## [AVAILABLE RECORDS]
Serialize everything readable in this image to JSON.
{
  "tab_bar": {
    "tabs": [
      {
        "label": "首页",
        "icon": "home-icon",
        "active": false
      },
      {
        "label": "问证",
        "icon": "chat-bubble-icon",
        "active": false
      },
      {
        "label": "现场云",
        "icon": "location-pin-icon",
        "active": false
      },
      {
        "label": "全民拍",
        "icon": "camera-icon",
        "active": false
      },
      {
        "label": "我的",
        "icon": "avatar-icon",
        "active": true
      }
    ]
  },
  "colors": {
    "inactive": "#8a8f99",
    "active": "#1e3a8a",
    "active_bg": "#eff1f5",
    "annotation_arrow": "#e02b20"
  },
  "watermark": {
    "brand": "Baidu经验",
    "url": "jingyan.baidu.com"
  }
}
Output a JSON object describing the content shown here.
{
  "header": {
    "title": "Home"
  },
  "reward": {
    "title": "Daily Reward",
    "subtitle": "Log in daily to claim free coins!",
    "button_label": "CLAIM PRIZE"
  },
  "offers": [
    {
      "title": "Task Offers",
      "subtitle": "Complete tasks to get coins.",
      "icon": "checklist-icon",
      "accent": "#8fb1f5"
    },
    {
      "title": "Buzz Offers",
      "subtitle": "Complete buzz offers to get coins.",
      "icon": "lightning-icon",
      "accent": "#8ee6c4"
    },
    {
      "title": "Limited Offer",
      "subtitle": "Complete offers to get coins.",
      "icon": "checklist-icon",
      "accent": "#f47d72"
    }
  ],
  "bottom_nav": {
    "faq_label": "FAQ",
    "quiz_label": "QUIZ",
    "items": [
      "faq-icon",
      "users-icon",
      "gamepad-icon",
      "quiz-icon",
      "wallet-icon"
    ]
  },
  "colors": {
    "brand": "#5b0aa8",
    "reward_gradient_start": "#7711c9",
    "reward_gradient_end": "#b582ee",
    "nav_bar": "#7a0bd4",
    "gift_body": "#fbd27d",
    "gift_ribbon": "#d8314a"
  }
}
...
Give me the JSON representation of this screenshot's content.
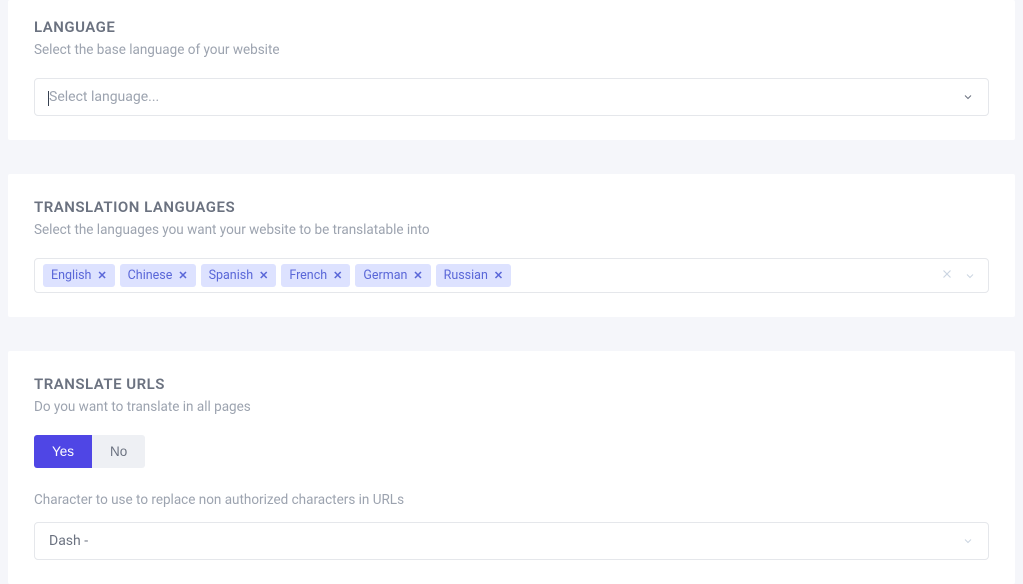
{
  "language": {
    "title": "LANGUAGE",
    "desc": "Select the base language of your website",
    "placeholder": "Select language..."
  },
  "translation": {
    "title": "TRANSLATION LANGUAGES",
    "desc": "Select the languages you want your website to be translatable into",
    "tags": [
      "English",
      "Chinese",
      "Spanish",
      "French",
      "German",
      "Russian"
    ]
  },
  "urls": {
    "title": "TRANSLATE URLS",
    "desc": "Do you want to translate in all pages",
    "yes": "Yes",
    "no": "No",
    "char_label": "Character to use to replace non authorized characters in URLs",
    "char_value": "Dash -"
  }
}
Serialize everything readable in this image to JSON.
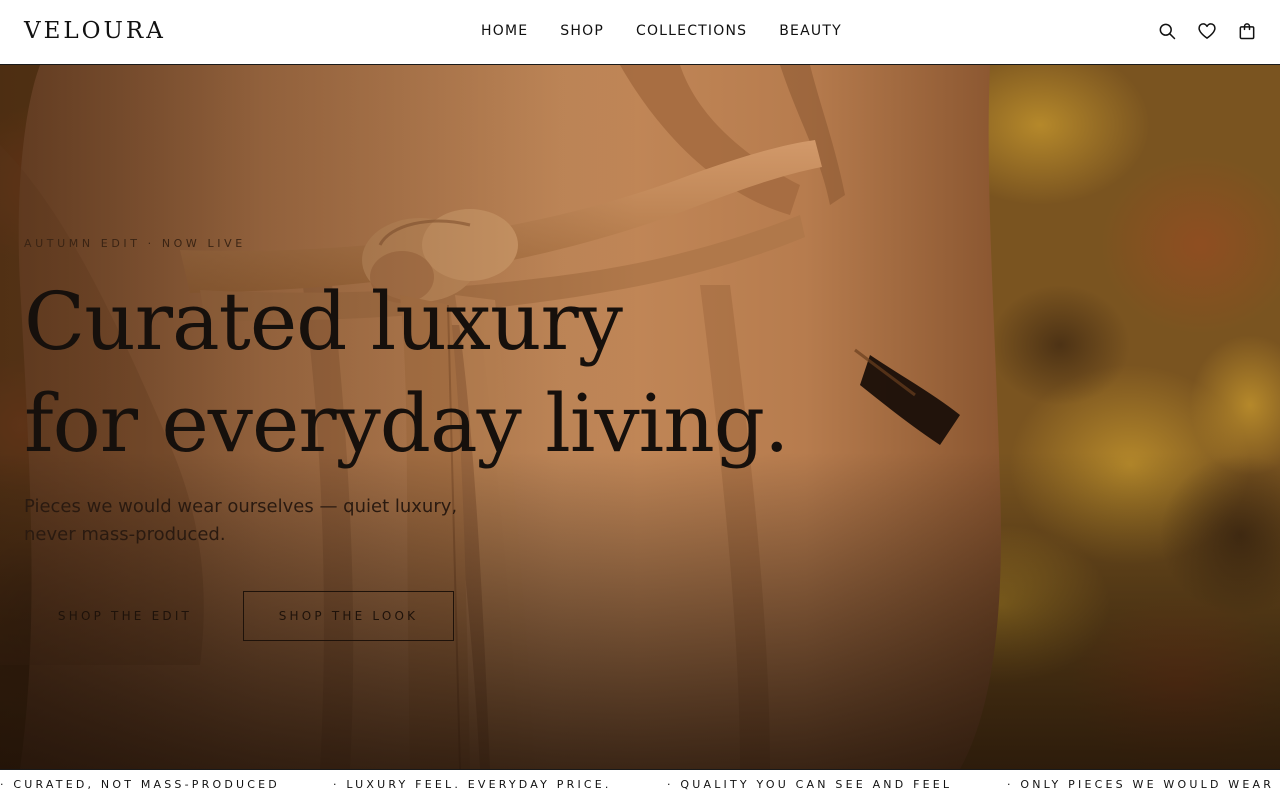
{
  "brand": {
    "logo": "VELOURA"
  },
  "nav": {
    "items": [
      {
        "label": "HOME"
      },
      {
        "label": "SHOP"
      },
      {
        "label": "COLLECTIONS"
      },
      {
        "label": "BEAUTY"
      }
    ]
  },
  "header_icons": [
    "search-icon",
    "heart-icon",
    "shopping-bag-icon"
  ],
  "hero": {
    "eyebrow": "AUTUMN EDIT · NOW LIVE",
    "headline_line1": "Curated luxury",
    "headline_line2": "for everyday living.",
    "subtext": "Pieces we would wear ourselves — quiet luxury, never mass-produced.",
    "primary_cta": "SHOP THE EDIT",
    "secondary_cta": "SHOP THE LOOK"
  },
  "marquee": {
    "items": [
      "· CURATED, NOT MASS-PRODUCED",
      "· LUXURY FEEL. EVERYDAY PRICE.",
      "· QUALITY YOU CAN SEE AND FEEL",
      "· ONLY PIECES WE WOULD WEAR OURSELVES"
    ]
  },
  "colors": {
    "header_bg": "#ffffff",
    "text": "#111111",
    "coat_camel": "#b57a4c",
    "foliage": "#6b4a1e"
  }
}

## [WHAT YOU HAVE TO DO]
Among the entries, how many lines contain the string "your"? Give the number without anything else.

## [WRITTEN RESPONSE]
2